:: WHAT IS EXPECTED ::
Copy the items verbatim, starting at the beginning and continuing through the line that contains "1351, 769, 1366]".

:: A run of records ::

◆ ◆ ◆ ◆ ◆ ◆ ◆

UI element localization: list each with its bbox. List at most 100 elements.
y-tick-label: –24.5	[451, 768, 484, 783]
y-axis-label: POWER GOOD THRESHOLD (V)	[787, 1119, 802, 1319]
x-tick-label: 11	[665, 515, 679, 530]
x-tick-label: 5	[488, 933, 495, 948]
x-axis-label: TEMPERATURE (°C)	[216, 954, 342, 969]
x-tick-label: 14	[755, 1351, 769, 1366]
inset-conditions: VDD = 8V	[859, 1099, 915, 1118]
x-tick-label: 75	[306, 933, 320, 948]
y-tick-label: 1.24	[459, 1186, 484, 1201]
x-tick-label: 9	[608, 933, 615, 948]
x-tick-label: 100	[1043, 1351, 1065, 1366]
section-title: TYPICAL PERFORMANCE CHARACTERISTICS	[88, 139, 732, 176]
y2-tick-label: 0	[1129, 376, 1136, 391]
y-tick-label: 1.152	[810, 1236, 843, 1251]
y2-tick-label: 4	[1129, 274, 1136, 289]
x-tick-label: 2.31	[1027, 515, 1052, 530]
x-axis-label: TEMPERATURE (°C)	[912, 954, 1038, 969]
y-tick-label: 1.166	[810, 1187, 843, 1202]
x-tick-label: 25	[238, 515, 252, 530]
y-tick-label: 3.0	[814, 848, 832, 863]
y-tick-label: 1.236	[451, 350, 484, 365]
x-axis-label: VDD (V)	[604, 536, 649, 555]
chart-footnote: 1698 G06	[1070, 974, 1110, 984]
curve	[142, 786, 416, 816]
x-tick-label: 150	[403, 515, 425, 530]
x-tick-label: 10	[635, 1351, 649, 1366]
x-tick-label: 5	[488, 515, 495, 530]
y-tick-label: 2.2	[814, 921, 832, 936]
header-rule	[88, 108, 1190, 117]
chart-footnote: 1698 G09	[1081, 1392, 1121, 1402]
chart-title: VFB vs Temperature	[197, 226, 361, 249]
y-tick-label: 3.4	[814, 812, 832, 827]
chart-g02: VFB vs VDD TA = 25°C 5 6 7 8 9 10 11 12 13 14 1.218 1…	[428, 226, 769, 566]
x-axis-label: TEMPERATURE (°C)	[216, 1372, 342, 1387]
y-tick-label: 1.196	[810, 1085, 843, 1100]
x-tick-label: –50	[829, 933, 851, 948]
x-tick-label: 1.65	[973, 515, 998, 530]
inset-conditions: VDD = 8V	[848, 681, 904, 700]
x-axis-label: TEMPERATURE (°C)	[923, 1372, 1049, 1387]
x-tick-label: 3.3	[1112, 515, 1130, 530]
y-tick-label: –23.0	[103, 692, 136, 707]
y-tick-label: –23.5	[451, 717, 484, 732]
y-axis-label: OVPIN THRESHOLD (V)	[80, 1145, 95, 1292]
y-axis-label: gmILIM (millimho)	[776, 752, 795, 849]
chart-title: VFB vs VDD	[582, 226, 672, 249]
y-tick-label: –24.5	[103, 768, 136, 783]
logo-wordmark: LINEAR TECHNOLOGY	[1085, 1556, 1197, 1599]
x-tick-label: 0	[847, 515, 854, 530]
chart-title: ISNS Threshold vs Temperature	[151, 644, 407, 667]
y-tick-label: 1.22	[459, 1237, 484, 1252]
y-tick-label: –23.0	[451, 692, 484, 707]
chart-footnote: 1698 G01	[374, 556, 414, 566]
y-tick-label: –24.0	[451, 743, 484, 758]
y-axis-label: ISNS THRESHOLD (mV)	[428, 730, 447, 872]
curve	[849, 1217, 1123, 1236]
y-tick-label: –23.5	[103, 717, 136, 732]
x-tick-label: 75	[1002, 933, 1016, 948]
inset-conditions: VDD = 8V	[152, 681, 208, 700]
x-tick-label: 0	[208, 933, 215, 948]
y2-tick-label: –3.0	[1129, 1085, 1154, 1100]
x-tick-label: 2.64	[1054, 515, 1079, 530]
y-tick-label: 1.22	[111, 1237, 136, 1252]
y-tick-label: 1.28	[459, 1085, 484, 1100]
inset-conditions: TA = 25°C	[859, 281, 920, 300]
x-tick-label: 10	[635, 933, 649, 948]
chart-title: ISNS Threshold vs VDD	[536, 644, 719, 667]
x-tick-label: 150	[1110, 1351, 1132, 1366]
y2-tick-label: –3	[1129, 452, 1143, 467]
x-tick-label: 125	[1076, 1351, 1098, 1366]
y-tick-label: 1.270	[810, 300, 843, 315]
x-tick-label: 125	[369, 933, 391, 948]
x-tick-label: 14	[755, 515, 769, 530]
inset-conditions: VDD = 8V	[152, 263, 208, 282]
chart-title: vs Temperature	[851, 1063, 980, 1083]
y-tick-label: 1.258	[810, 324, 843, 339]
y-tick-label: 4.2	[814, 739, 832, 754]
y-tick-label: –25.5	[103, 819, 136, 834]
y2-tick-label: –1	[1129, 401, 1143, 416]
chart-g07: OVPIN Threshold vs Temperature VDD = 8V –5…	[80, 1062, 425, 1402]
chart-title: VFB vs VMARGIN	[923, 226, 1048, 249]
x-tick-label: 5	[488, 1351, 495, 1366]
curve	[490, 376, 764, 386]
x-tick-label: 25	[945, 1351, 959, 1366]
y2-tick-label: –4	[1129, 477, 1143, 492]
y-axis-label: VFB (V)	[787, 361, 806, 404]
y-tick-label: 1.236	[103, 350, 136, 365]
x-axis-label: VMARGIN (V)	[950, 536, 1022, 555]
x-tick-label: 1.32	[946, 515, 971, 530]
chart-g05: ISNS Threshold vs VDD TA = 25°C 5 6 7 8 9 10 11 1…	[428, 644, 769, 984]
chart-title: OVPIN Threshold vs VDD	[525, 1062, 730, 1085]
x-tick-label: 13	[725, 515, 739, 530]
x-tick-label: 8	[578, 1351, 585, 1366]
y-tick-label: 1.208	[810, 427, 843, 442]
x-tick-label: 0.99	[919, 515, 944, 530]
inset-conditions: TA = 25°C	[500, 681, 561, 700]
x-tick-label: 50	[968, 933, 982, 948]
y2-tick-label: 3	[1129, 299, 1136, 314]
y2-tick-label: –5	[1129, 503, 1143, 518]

◆ ◆ ◆ ◆ ◆ ◆ ◆

:: THE REPLY ::
UI element localization: list each with its bbox. List at most 100 elements.
y-tick-label: –24.5	[451, 768, 484, 783]
y-axis-label: POWER GOOD THRESHOLD (V)	[787, 1119, 802, 1319]
x-tick-label: 11	[665, 515, 679, 530]
x-tick-label: 5	[488, 933, 495, 948]
x-axis-label: TEMPERATURE (°C)	[216, 954, 342, 969]
x-tick-label: 14	[755, 1351, 769, 1366]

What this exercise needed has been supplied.